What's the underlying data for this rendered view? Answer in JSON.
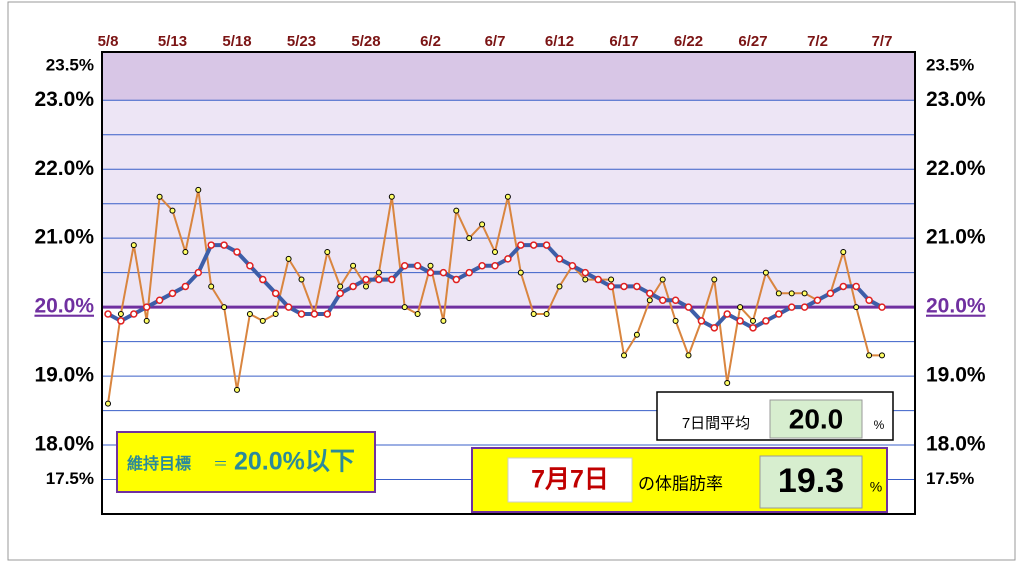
{
  "chart_data": {
    "type": "line",
    "categories": [
      "5/8",
      null,
      null,
      null,
      null,
      "5/13",
      null,
      null,
      null,
      null,
      "5/18",
      null,
      null,
      null,
      null,
      "5/23",
      null,
      null,
      null,
      null,
      "5/28",
      null,
      null,
      null,
      null,
      "6/2",
      null,
      null,
      null,
      null,
      "6/7",
      null,
      null,
      null,
      null,
      "6/12",
      null,
      null,
      null,
      null,
      "6/17",
      null,
      null,
      null,
      null,
      "6/22",
      null,
      null,
      null,
      null,
      "6/27",
      null,
      null,
      null,
      null,
      "7/2",
      null,
      null,
      null,
      null,
      "7/7"
    ],
    "series": [
      {
        "color": "#d9853f",
        "marker_color": "#ffff66",
        "values": [
          18.6,
          19.9,
          20.9,
          19.8,
          21.6,
          21.4,
          20.8,
          21.7,
          20.3,
          20.0,
          18.8,
          19.9,
          19.8,
          19.9,
          20.7,
          20.4,
          19.9,
          20.8,
          20.3,
          20.6,
          20.3,
          20.5,
          21.6,
          20.0,
          19.9,
          20.6,
          19.8,
          21.4,
          21.0,
          21.2,
          20.8,
          21.6,
          20.5,
          19.9,
          19.9,
          20.3,
          20.6,
          20.4,
          20.4,
          20.4,
          19.3,
          19.6,
          20.1,
          20.4,
          19.8,
          19.3,
          19.8,
          20.4,
          18.9,
          20.0,
          19.8,
          20.5,
          20.2,
          20.2,
          20.2,
          20.1,
          20.2,
          20.8,
          20.0,
          19.3,
          19.3
        ]
      },
      {
        "color": "#3d5ea8",
        "marker_color": "#e02020",
        "values": [
          19.9,
          19.8,
          19.9,
          20.0,
          20.1,
          20.2,
          20.3,
          20.5,
          20.9,
          20.9,
          20.8,
          20.6,
          20.4,
          20.2,
          20.0,
          19.9,
          19.9,
          19.9,
          20.2,
          20.3,
          20.4,
          20.4,
          20.4,
          20.6,
          20.6,
          20.5,
          20.5,
          20.4,
          20.5,
          20.6,
          20.6,
          20.7,
          20.9,
          20.9,
          20.9,
          20.7,
          20.6,
          20.5,
          20.4,
          20.3,
          20.3,
          20.3,
          20.2,
          20.1,
          20.1,
          20.0,
          19.8,
          19.7,
          19.9,
          19.8,
          19.7,
          19.8,
          19.9,
          20.0,
          20.0,
          20.1,
          20.2,
          20.3,
          20.3,
          20.1,
          20.0
        ]
      }
    ],
    "ylim": [
      17.0,
      23.7
    ],
    "yticks": [
      {
        "value": 23.5,
        "label": "23.5%"
      },
      {
        "value": 23.0,
        "label": "23.0%"
      },
      {
        "value": 22.0,
        "label": "22.0%"
      },
      {
        "value": 21.0,
        "label": "21.0%"
      },
      {
        "value": 20.0,
        "label": "20.0%"
      },
      {
        "value": 19.0,
        "label": "19.0%"
      },
      {
        "value": 18.0,
        "label": "18.0%"
      },
      {
        "value": 17.5,
        "label": "17.5%"
      }
    ],
    "grid_lines": [
      17.5,
      18.0,
      18.5,
      19.0,
      19.5,
      20.0,
      20.5,
      21.0,
      21.5,
      22.0,
      22.5,
      23.0
    ],
    "zones": [
      {
        "from": 23.0,
        "to": 23.7,
        "color": "#d8c6e6"
      },
      {
        "from": 20.0,
        "to": 23.0,
        "color": "#ede5f5"
      }
    ],
    "target": 20.0,
    "target_color": "#7030a0",
    "annotations": {
      "avg_label": "7日間平均",
      "avg_value": "20.0",
      "avg_unit": "%",
      "goal_label": "維持目標",
      "goal_eq": "＝",
      "goal_value": "20.0%以下",
      "today_date": "7月7日",
      "today_label": "の体脂肪率",
      "today_value": "19.3",
      "today_unit": "%"
    }
  }
}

TASK
Pictures in the records above are not copied; print everything else exactly.

EXERCISE ANSWER
What's the underlying data for this rendered view? Answer in JSON.
{
  "chart_data": {
    "type": "line",
    "categories": [
      "5/8",
      null,
      null,
      null,
      null,
      "5/13",
      null,
      null,
      null,
      null,
      "5/18",
      null,
      null,
      null,
      null,
      "5/23",
      null,
      null,
      null,
      null,
      "5/28",
      null,
      null,
      null,
      null,
      "6/2",
      null,
      null,
      null,
      null,
      "6/7",
      null,
      null,
      null,
      null,
      "6/12",
      null,
      null,
      null,
      null,
      "6/17",
      null,
      null,
      null,
      null,
      "6/22",
      null,
      null,
      null,
      null,
      "6/27",
      null,
      null,
      null,
      null,
      "7/2",
      null,
      null,
      null,
      null,
      "7/7"
    ],
    "series": [
      {
        "color": "#d9853f",
        "marker_color": "#ffff66",
        "values": [
          18.6,
          19.9,
          20.9,
          19.8,
          21.6,
          21.4,
          20.8,
          21.7,
          20.3,
          20.0,
          18.8,
          19.9,
          19.8,
          19.9,
          20.7,
          20.4,
          19.9,
          20.8,
          20.3,
          20.6,
          20.3,
          20.5,
          21.6,
          20.0,
          19.9,
          20.6,
          19.8,
          21.4,
          21.0,
          21.2,
          20.8,
          21.6,
          20.5,
          19.9,
          19.9,
          20.3,
          20.6,
          20.4,
          20.4,
          20.4,
          19.3,
          19.6,
          20.1,
          20.4,
          19.8,
          19.3,
          19.8,
          20.4,
          18.9,
          20.0,
          19.8,
          20.5,
          20.2,
          20.2,
          20.2,
          20.1,
          20.2,
          20.8,
          20.0,
          19.3,
          19.3
        ]
      },
      {
        "color": "#3d5ea8",
        "marker_color": "#e02020",
        "values": [
          19.9,
          19.8,
          19.9,
          20.0,
          20.1,
          20.2,
          20.3,
          20.5,
          20.9,
          20.9,
          20.8,
          20.6,
          20.4,
          20.2,
          20.0,
          19.9,
          19.9,
          19.9,
          20.2,
          20.3,
          20.4,
          20.4,
          20.4,
          20.6,
          20.6,
          20.5,
          20.5,
          20.4,
          20.5,
          20.6,
          20.6,
          20.7,
          20.9,
          20.9,
          20.9,
          20.7,
          20.6,
          20.5,
          20.4,
          20.3,
          20.3,
          20.3,
          20.2,
          20.1,
          20.1,
          20.0,
          19.8,
          19.7,
          19.9,
          19.8,
          19.7,
          19.8,
          19.9,
          20.0,
          20.0,
          20.1,
          20.2,
          20.3,
          20.3,
          20.1,
          20.0
        ]
      }
    ],
    "ylim": [
      17.0,
      23.7
    ],
    "yticks": [
      {
        "value": 23.5,
        "label": "23.5%"
      },
      {
        "value": 23.0,
        "label": "23.0%"
      },
      {
        "value": 22.0,
        "label": "22.0%"
      },
      {
        "value": 21.0,
        "label": "21.0%"
      },
      {
        "value": 20.0,
        "label": "20.0%"
      },
      {
        "value": 19.0,
        "label": "19.0%"
      },
      {
        "value": 18.0,
        "label": "18.0%"
      },
      {
        "value": 17.5,
        "label": "17.5%"
      }
    ],
    "grid_lines": [
      17.5,
      18.0,
      18.5,
      19.0,
      19.5,
      20.0,
      20.5,
      21.0,
      21.5,
      22.0,
      22.5,
      23.0
    ],
    "zones": [
      {
        "from": 23.0,
        "to": 23.7,
        "color": "#d8c6e6"
      },
      {
        "from": 20.0,
        "to": 23.0,
        "color": "#ede5f5"
      }
    ],
    "target": 20.0,
    "target_color": "#7030a0",
    "annotations": {
      "avg_label": "7日間平均",
      "avg_value": "20.0",
      "avg_unit": "%",
      "goal_label": "維持目標",
      "goal_eq": "＝",
      "goal_value": "20.0%以下",
      "today_date": "7月7日",
      "today_label": "の体脂肪率",
      "today_value": "19.3",
      "today_unit": "%"
    }
  }
}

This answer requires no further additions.